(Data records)
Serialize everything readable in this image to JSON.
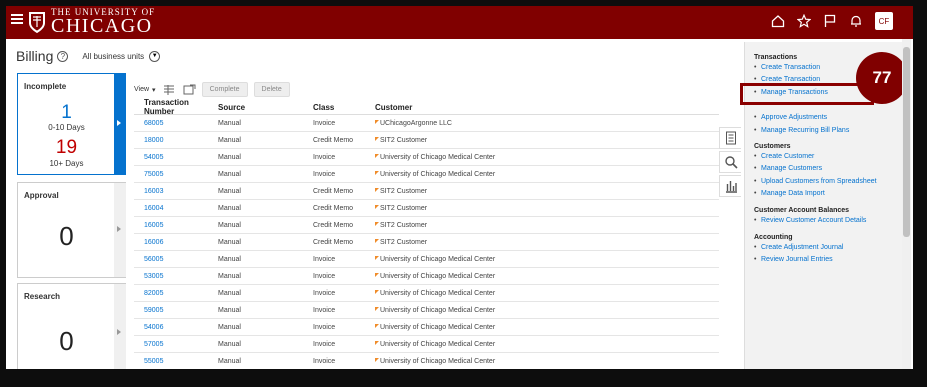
{
  "header": {
    "logo_small": "THE UNIVERSITY OF",
    "logo_big": "CHICAGO",
    "avatar": "CF",
    "brand_color": "#800000"
  },
  "page": {
    "title": "Billing",
    "business_units": "All business units"
  },
  "queues": {
    "incomplete": {
      "label": "Incomplete",
      "count_recent": "1",
      "recent_label": "0-10 Days",
      "count_old": "19",
      "old_label": "10+ Days"
    },
    "approval": {
      "label": "Approval",
      "count": "0"
    },
    "research": {
      "label": "Research",
      "count": "0"
    }
  },
  "toolbar": {
    "view": "View",
    "complete": "Complete",
    "delete": "Delete"
  },
  "grid": {
    "columns": [
      "Transaction Number",
      "Source",
      "Class",
      "Customer"
    ],
    "rows": [
      [
        "68005",
        "Manual",
        "Invoice",
        "UChicagoArgonne LLC"
      ],
      [
        "18000",
        "Manual",
        "Credit Memo",
        "SIT2 Customer"
      ],
      [
        "54005",
        "Manual",
        "Invoice",
        "University of Chicago Medical Center"
      ],
      [
        "75005",
        "Manual",
        "Invoice",
        "University of Chicago Medical Center"
      ],
      [
        "16003",
        "Manual",
        "Credit Memo",
        "SIT2 Customer"
      ],
      [
        "16004",
        "Manual",
        "Credit Memo",
        "SIT2 Customer"
      ],
      [
        "16005",
        "Manual",
        "Credit Memo",
        "SIT2 Customer"
      ],
      [
        "16006",
        "Manual",
        "Credit Memo",
        "SIT2 Customer"
      ],
      [
        "56005",
        "Manual",
        "Invoice",
        "University of Chicago Medical Center"
      ],
      [
        "53005",
        "Manual",
        "Invoice",
        "University of Chicago Medical Center"
      ],
      [
        "82005",
        "Manual",
        "Invoice",
        "University of Chicago Medical Center"
      ],
      [
        "59005",
        "Manual",
        "Invoice",
        "University of Chicago Medical Center"
      ],
      [
        "54006",
        "Manual",
        "Invoice",
        "University of Chicago Medical Center"
      ],
      [
        "57005",
        "Manual",
        "Invoice",
        "University of Chicago Medical Center"
      ],
      [
        "55005",
        "Manual",
        "Invoice",
        "University of Chicago Medical Center"
      ]
    ]
  },
  "tasks": {
    "transactions_heading": "Transactions",
    "create_transaction": "Create Transaction",
    "hidden_item": "Create Transaction",
    "manage_transactions": "Manage Transactions",
    "approve_adjustments": "Approve Adjustments",
    "manage_recurring": "Manage Recurring Bill Plans",
    "customers_heading": "Customers",
    "create_customer": "Create Customer",
    "manage_customers": "Manage Customers",
    "upload_customers": "Upload Customers from Spreadsheet",
    "manage_data_import": "Manage Data Import",
    "balances_heading": "Customer Account Balances",
    "review_balances": "Review Customer Account Details",
    "accounting_heading": "Accounting",
    "create_adjustment": "Create Adjustment Journal",
    "review_journal": "Review Journal Entries"
  },
  "callout": {
    "step": "77"
  }
}
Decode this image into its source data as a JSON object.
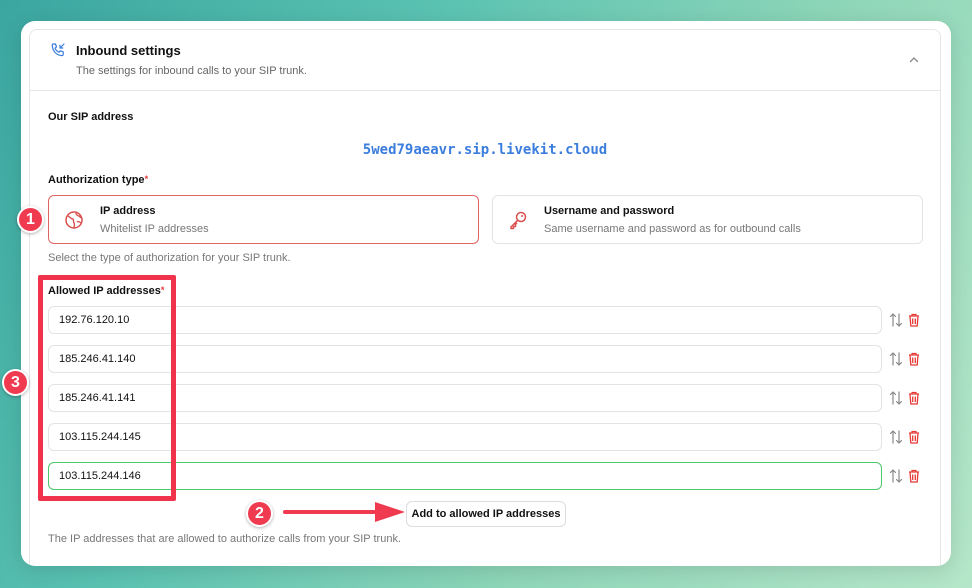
{
  "header": {
    "title": "Inbound settings",
    "subtitle": "The settings for inbound calls to your SIP trunk.",
    "icon": "phone-incoming-icon"
  },
  "sip": {
    "label": "Our SIP address",
    "address": "5wed79aeavr.sip.livekit.cloud"
  },
  "auth": {
    "label": "Authorization type",
    "required_mark": "*",
    "help": "Select the type of authorization for your SIP trunk.",
    "options": [
      {
        "title": "IP address",
        "desc": "Whitelist IP addresses",
        "icon": "globe-icon",
        "selected": true
      },
      {
        "title": "Username and password",
        "desc": "Same username and password as for outbound calls",
        "icon": "key-icon",
        "selected": false
      }
    ]
  },
  "allowed": {
    "label": "Allowed IP addresses",
    "required_mark": "*",
    "ips": [
      "192.76.120.10",
      "185.246.41.140",
      "185.246.41.141",
      "103.115.244.145",
      "103.115.244.146"
    ],
    "add_label": "Add to allowed IP addresses",
    "help": "The IP addresses that are allowed to authorize calls from your SIP trunk."
  },
  "annotations": {
    "badge1": "1",
    "badge2": "2",
    "badge3": "3"
  },
  "colors": {
    "accent_blue": "#3b7ddd",
    "highlight_red": "#f0334a",
    "active_green": "#4cc76a",
    "trash_red": "#e53935"
  }
}
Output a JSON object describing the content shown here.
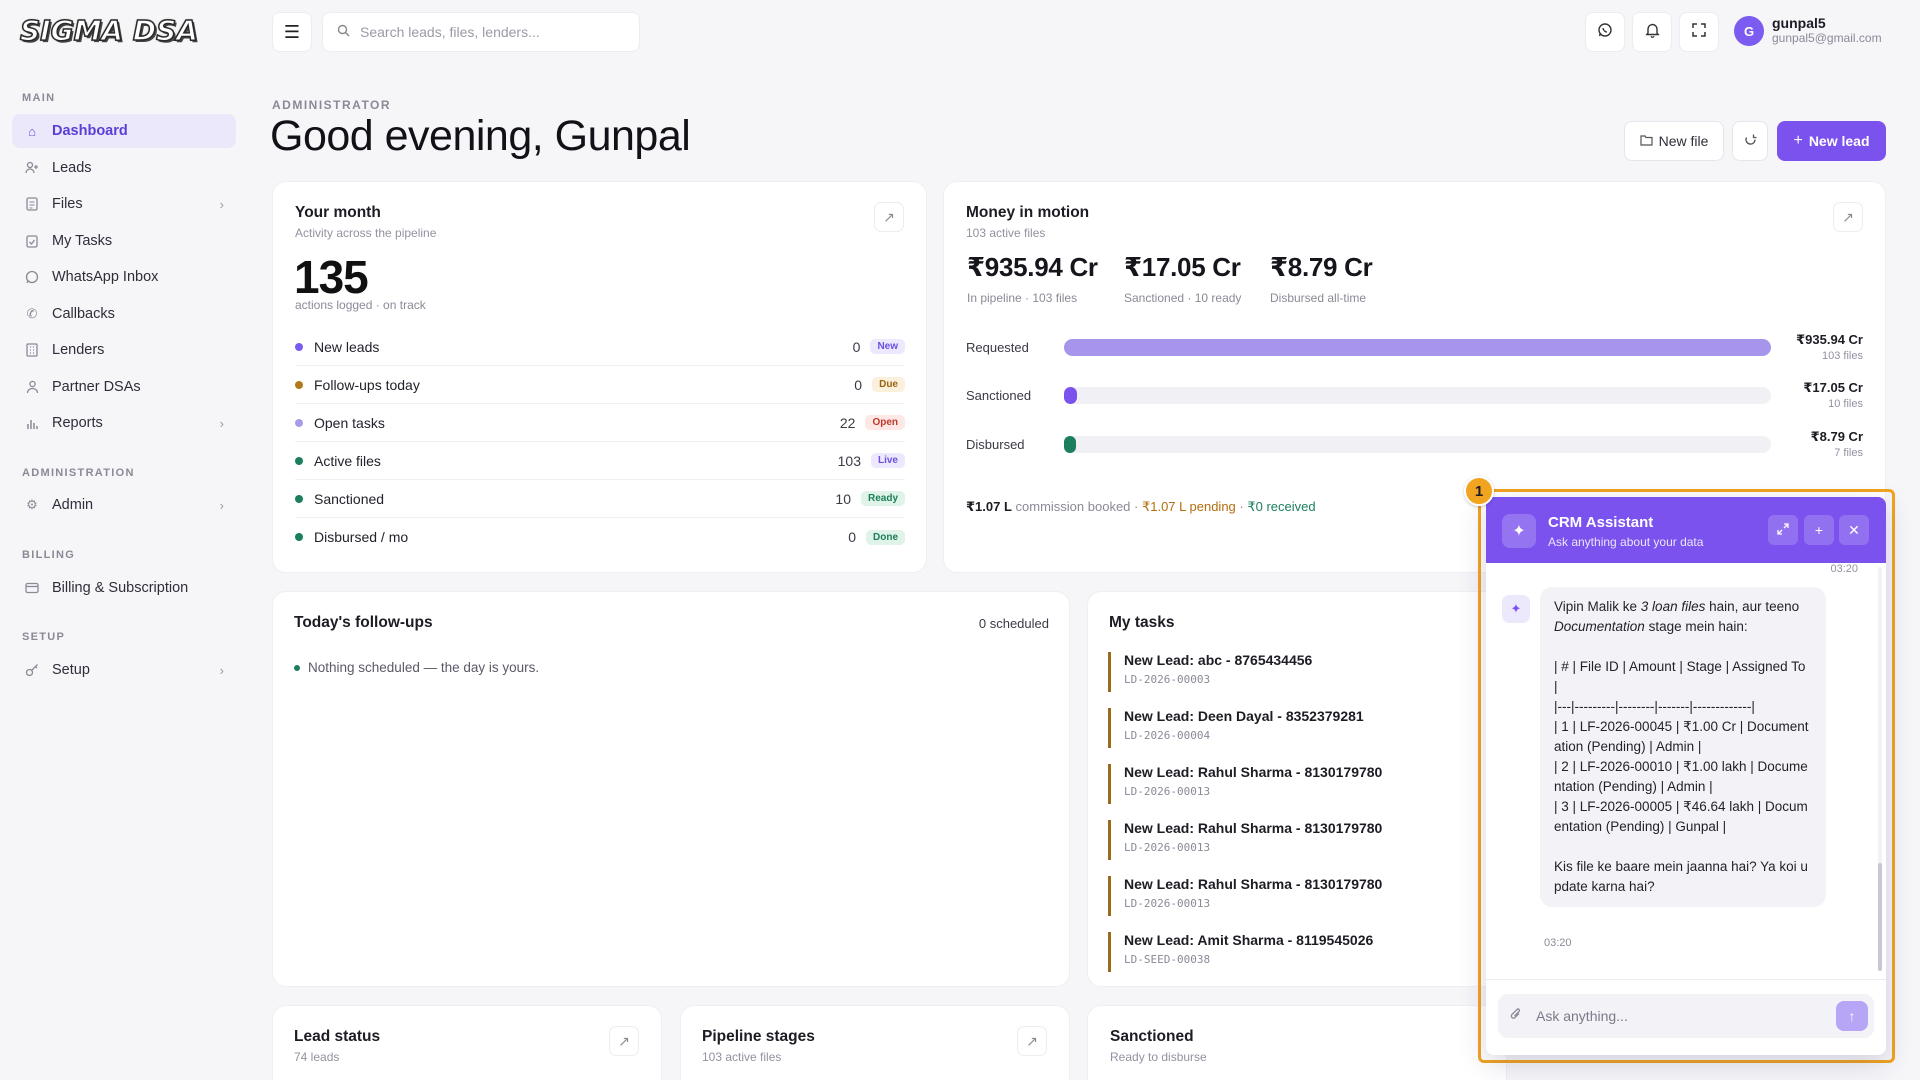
{
  "app": {
    "logo": "SIGMA DSA"
  },
  "sidebar": {
    "sections": {
      "main": "MAIN",
      "administration": "ADMINISTRATION",
      "billing": "BILLING",
      "setup": "SETUP"
    },
    "items": [
      {
        "label": "Dashboard"
      },
      {
        "label": "Leads"
      },
      {
        "label": "Files"
      },
      {
        "label": "My Tasks"
      },
      {
        "label": "WhatsApp Inbox"
      },
      {
        "label": "Callbacks"
      },
      {
        "label": "Lenders"
      },
      {
        "label": "Partner DSAs"
      },
      {
        "label": "Reports"
      },
      {
        "label": "Admin"
      },
      {
        "label": "Billing & Subscription"
      },
      {
        "label": "Setup"
      }
    ]
  },
  "topbar": {
    "search_placeholder": "Search leads, files, lenders...",
    "user": {
      "initial": "G",
      "name": "gunpal5",
      "email": "gunpal5@gmail.com"
    }
  },
  "header": {
    "role": "ADMINISTRATOR",
    "greeting": "Good evening, Gunpal",
    "new_file": "New file",
    "new_lead": "New lead"
  },
  "your_month": {
    "title": "Your month",
    "subtitle": "Activity across the pipeline",
    "total": "135",
    "total_sub": "actions logged · on track",
    "rows": [
      {
        "label": "New leads",
        "value": "0",
        "badge": "New",
        "dot": "#7c5cf0",
        "badge_bg": "#ece8fd",
        "badge_fg": "#6b4fe0"
      },
      {
        "label": "Follow-ups today",
        "value": "0",
        "badge": "Due",
        "dot": "#b07a1c",
        "badge_bg": "#fbf0dc",
        "badge_fg": "#9a6412"
      },
      {
        "label": "Open tasks",
        "value": "22",
        "badge": "Open",
        "dot": "#a99be8",
        "badge_bg": "#fde8e6",
        "badge_fg": "#c0392b"
      },
      {
        "label": "Active files",
        "value": "103",
        "badge": "Live",
        "dot": "#1c7f5b",
        "badge_bg": "#ede8fd",
        "badge_fg": "#6b4fe0"
      },
      {
        "label": "Sanctioned",
        "value": "10",
        "badge": "Ready",
        "dot": "#1c7f5b",
        "badge_bg": "#dff3e8",
        "badge_fg": "#1c7f5b"
      },
      {
        "label": "Disbursed / mo",
        "value": "0",
        "badge": "Done",
        "dot": "#1c7f5b",
        "badge_bg": "#dff3e8",
        "badge_fg": "#1c7f5b"
      }
    ]
  },
  "money": {
    "title": "Money in motion",
    "subtitle": "103 active files",
    "totals": [
      {
        "value": "₹935.94 Cr",
        "label": "In pipeline · 103 files"
      },
      {
        "value": "₹17.05 Cr",
        "label": "Sanctioned · 10 ready"
      },
      {
        "value": "₹8.79 Cr",
        "label": "Disbursed all-time"
      }
    ],
    "bars": [
      {
        "label": "Requested",
        "amount": "₹935.94 Cr",
        "files": "103 files",
        "fraction": 1.0,
        "color": "#a795ec"
      },
      {
        "label": "Sanctioned",
        "amount": "₹17.05 Cr",
        "files": "10 files",
        "fraction": 0.0182,
        "color": "#7b52ee"
      },
      {
        "label": "Disbursed",
        "amount": "₹8.79 Cr",
        "files": "7 files",
        "fraction": 0.0094,
        "color": "#1c7f5b"
      }
    ],
    "commission": {
      "booked_value": "₹1.07 L",
      "booked_text": " commission booked · ",
      "pending": "₹1.07 L pending",
      "sep": " · ",
      "received": "₹0 received"
    }
  },
  "followups": {
    "title": "Today's follow-ups",
    "count": "0 scheduled",
    "empty": "Nothing scheduled — the day is yours."
  },
  "tasks": {
    "title": "My tasks",
    "items": [
      {
        "title": "New Lead: abc - 8765434456",
        "id": "LD-2026-00003"
      },
      {
        "title": "New Lead: Deen Dayal - 8352379281",
        "id": "LD-2026-00004"
      },
      {
        "title": "New Lead: Rahul Sharma - 8130179780",
        "id": "LD-2026-00013"
      },
      {
        "title": "New Lead: Rahul Sharma - 8130179780",
        "id": "LD-2026-00013"
      },
      {
        "title": "New Lead: Rahul Sharma - 8130179780",
        "id": "LD-2026-00013"
      },
      {
        "title": "New Lead: Amit Sharma - 8119545026",
        "id": "LD-SEED-00038"
      }
    ]
  },
  "bottom_cards": [
    {
      "title": "Lead status",
      "subtitle": "74 leads"
    },
    {
      "title": "Pipeline stages",
      "subtitle": "103 active files"
    },
    {
      "title": "Sanctioned",
      "subtitle": "Ready to disburse"
    }
  ],
  "chat": {
    "marker": "1",
    "title": "CRM Assistant",
    "subtitle": "Ask anything about your data",
    "time_top": "03:20",
    "message": {
      "intro_a": "Vipin Malik ke ",
      "intro_em1": "3 loan files",
      "intro_b": " hain, aur teeno ",
      "intro_em2": "Documentation",
      "intro_c": " stage mein hain:",
      "table": "| # | File ID | Amount | Stage | Assigned To |\n|---|---------|--------|-------|-------------|\n| 1 | LF-2026-00045 | ₹1.00 Cr | Documentation (Pending) | Admin |\n| 2 | LF-2026-00010 | ₹1.00 lakh | Documentation (Pending) | Admin |\n| 3 | LF-2026-00005 | ₹46.64 lakh | Documentation (Pending) | Gunpal |",
      "outro": "Kis file ke baare mein jaanna hai? Ya koi update karna hai?"
    },
    "time_bottom": "03:20",
    "input_placeholder": "Ask anything..."
  }
}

§ **Exercise details**
Copy down every line of the entries containing the word "Create".

§ **Answer below**
    "create_transaction": "Create Transaction",
    "hidden_item": "Create Transaction",
    "create_customer": "Create Customer",
    "create_adjustment": "Create Adjustment Journal",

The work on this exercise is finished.